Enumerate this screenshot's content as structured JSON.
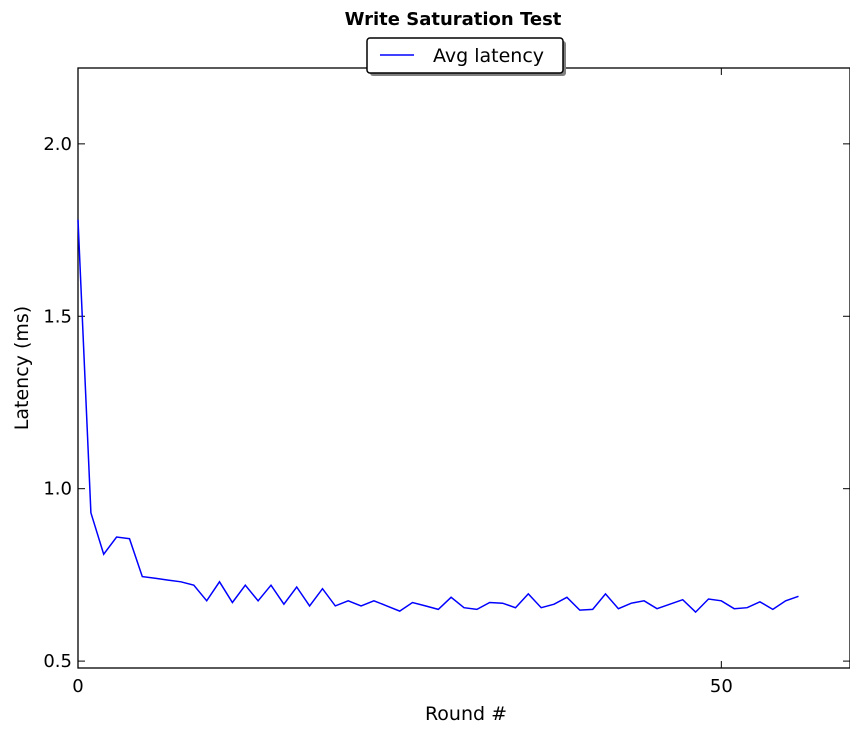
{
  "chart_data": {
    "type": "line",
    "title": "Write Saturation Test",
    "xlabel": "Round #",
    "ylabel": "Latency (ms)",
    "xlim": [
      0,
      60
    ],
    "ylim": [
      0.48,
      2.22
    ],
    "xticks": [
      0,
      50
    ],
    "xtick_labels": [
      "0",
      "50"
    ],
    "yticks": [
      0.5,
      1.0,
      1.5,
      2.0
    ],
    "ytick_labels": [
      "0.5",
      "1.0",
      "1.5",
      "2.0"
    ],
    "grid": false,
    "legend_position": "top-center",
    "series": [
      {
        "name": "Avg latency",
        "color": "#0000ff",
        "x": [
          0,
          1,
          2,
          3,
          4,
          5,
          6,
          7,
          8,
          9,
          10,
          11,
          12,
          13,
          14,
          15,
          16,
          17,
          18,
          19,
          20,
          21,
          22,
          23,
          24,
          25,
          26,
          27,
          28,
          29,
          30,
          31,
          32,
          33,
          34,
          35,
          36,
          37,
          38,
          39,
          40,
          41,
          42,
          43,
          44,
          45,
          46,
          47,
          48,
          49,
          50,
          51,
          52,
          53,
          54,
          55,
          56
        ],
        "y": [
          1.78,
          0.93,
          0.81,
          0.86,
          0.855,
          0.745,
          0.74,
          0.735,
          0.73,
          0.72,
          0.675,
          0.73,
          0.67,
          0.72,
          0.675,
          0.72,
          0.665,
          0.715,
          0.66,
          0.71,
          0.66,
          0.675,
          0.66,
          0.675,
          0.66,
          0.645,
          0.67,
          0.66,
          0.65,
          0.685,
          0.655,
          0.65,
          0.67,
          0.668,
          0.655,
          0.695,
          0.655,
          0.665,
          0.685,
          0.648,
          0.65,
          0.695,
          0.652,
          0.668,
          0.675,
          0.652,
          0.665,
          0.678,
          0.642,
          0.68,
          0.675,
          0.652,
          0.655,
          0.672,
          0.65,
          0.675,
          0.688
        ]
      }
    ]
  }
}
::::
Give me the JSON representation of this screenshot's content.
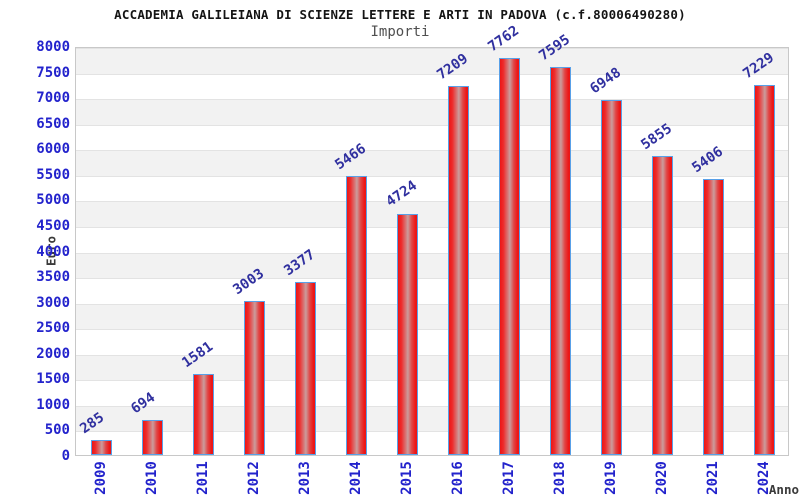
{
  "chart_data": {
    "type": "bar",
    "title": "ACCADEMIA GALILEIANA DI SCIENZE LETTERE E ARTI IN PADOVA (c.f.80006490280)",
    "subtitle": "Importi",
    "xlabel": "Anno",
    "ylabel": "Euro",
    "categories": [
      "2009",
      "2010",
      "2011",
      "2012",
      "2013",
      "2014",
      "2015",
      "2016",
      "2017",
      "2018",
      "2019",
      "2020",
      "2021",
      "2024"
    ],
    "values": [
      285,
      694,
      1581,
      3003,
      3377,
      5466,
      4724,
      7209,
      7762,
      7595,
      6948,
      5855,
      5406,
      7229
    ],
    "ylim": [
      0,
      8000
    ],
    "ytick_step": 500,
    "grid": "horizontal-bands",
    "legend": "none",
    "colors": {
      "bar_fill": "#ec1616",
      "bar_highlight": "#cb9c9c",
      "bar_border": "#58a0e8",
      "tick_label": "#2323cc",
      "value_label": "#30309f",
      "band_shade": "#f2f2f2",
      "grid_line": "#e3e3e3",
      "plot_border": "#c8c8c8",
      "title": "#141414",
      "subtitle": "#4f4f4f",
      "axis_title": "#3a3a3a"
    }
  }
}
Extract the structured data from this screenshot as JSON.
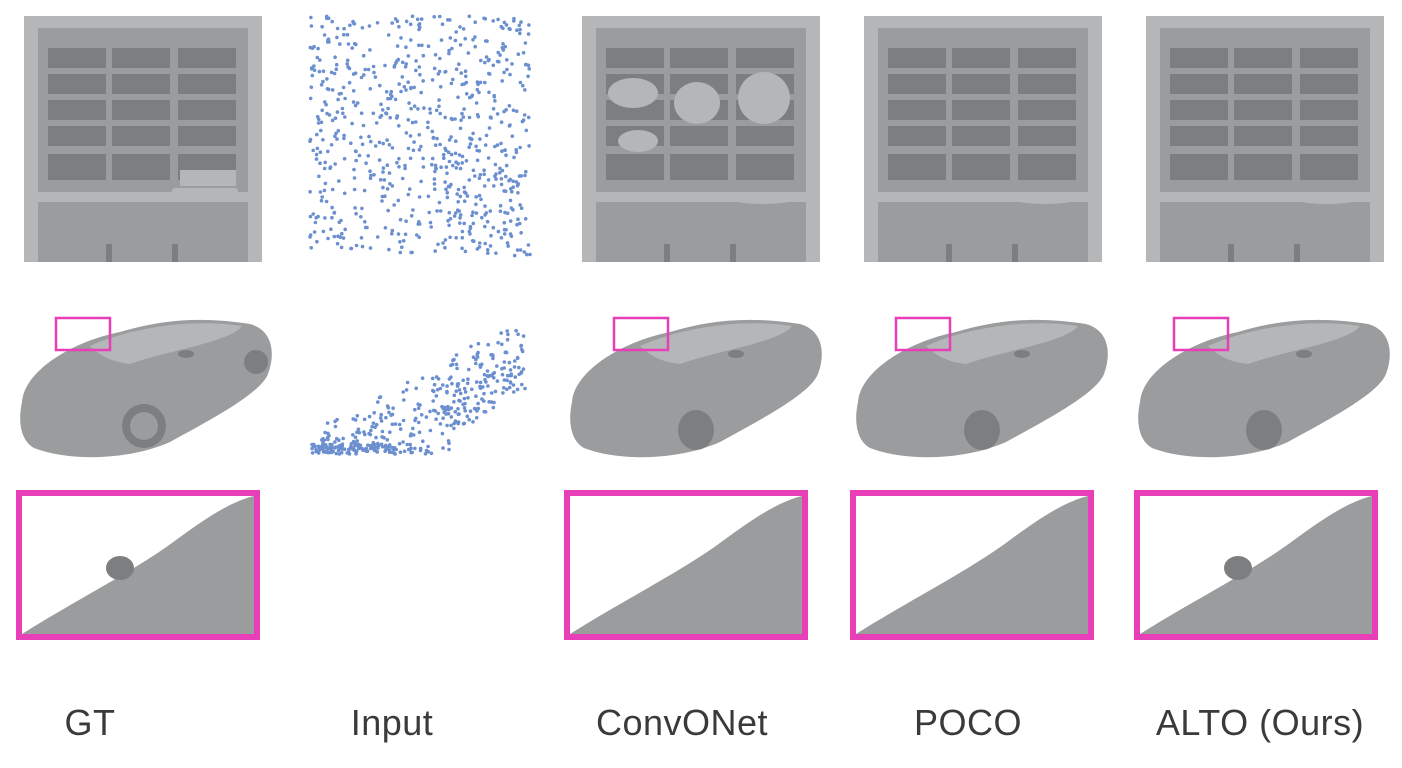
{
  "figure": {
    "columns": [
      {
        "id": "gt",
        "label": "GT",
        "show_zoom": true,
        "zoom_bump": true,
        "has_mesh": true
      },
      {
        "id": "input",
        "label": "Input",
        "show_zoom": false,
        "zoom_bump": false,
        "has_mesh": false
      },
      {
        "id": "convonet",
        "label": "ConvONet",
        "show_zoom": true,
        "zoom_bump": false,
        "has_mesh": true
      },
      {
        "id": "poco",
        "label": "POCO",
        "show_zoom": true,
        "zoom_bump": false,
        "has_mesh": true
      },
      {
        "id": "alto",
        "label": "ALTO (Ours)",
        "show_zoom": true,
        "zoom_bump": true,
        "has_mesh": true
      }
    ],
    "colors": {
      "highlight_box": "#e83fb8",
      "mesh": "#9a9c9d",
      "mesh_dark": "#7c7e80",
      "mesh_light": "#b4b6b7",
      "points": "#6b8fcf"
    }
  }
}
::::
■ Work to complete ■
Where does the word "structured" appear in the listing? List each line that holds it.

■ Finished answer ■
Enumerate this screenshot's content as structured JSON.
Extract the structured data from this screenshot as JSON.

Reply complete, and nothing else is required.